[Entries with figure data]
↓↓↓
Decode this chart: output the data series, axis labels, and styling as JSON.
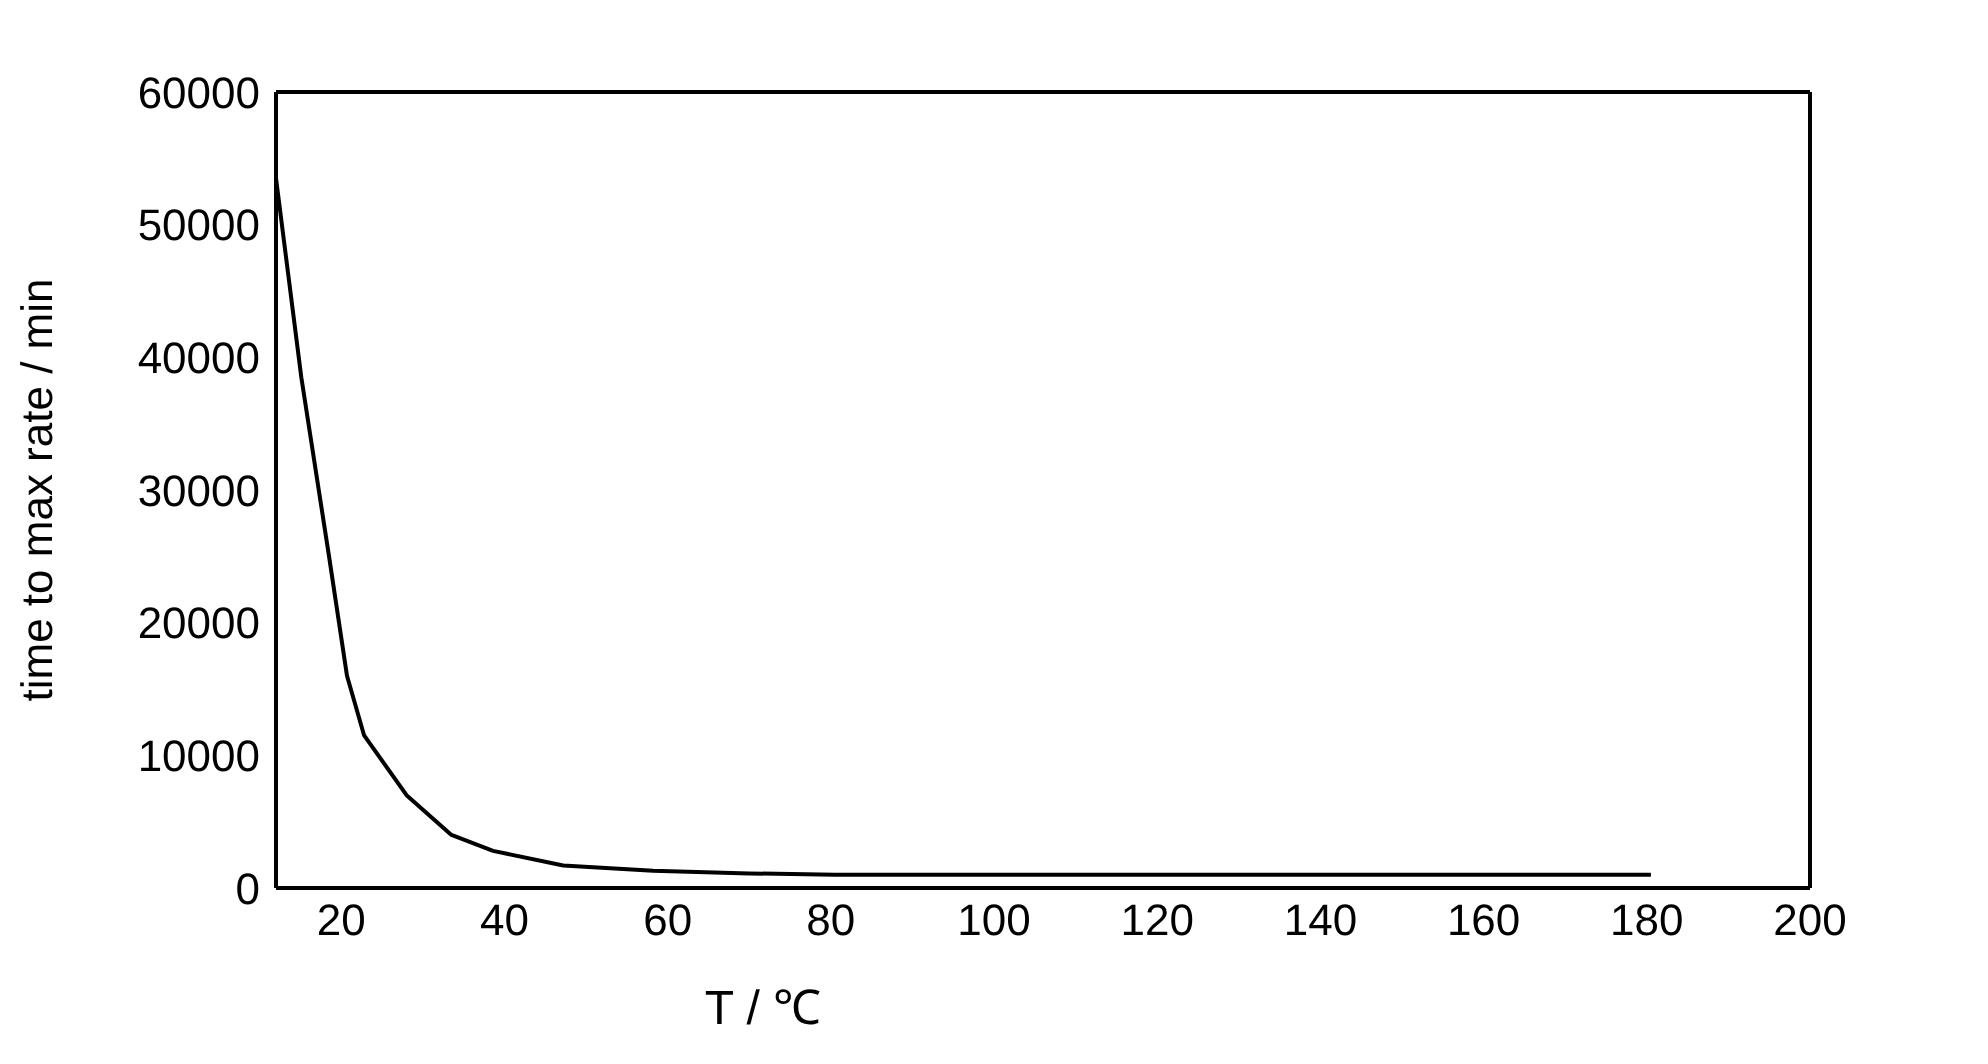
{
  "chart_data": {
    "type": "line",
    "xlabel": "T / ℃",
    "ylabel": "time to max rate / min",
    "xlim": [
      12,
      200
    ],
    "xticks": [
      20,
      40,
      60,
      80,
      100,
      120,
      140,
      160,
      180,
      200
    ],
    "ylim": [
      0,
      60000
    ],
    "yticks": [
      0,
      10000,
      20000,
      30000,
      40000,
      50000,
      60000
    ],
    "grid": false,
    "marker": "none",
    "line_style": "solid",
    "series": [
      {
        "color": "#000000",
        "x": [
          12,
          15.1,
          18.5,
          20.7,
          22.8,
          28,
          33.5,
          38.6,
          47.2,
          58.2,
          70,
          80.5,
          100,
          120,
          140,
          160,
          180.5
        ],
        "values": [
          53500,
          38500,
          25000,
          16000,
          11500,
          7000,
          4000,
          2800,
          1700,
          1300,
          1100,
          1000,
          1000,
          1000,
          1000,
          1000,
          1000
        ]
      }
    ]
  }
}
↑↑↑
What you have to do >>
Transcribe every line from the records above without alteration, and leave out the images.

Finished answer >>
Decode this chart: output the data series, axis labels, and styling as JSON.
{
  "chart_data": {
    "type": "line",
    "xlabel": "T / ℃",
    "ylabel": "time to max rate / min",
    "xlim": [
      12,
      200
    ],
    "xticks": [
      20,
      40,
      60,
      80,
      100,
      120,
      140,
      160,
      180,
      200
    ],
    "ylim": [
      0,
      60000
    ],
    "yticks": [
      0,
      10000,
      20000,
      30000,
      40000,
      50000,
      60000
    ],
    "grid": false,
    "marker": "none",
    "line_style": "solid",
    "series": [
      {
        "color": "#000000",
        "x": [
          12,
          15.1,
          18.5,
          20.7,
          22.8,
          28,
          33.5,
          38.6,
          47.2,
          58.2,
          70,
          80.5,
          100,
          120,
          140,
          160,
          180.5
        ],
        "values": [
          53500,
          38500,
          25000,
          16000,
          11500,
          7000,
          4000,
          2800,
          1700,
          1300,
          1100,
          1000,
          1000,
          1000,
          1000,
          1000,
          1000
        ]
      }
    ]
  }
}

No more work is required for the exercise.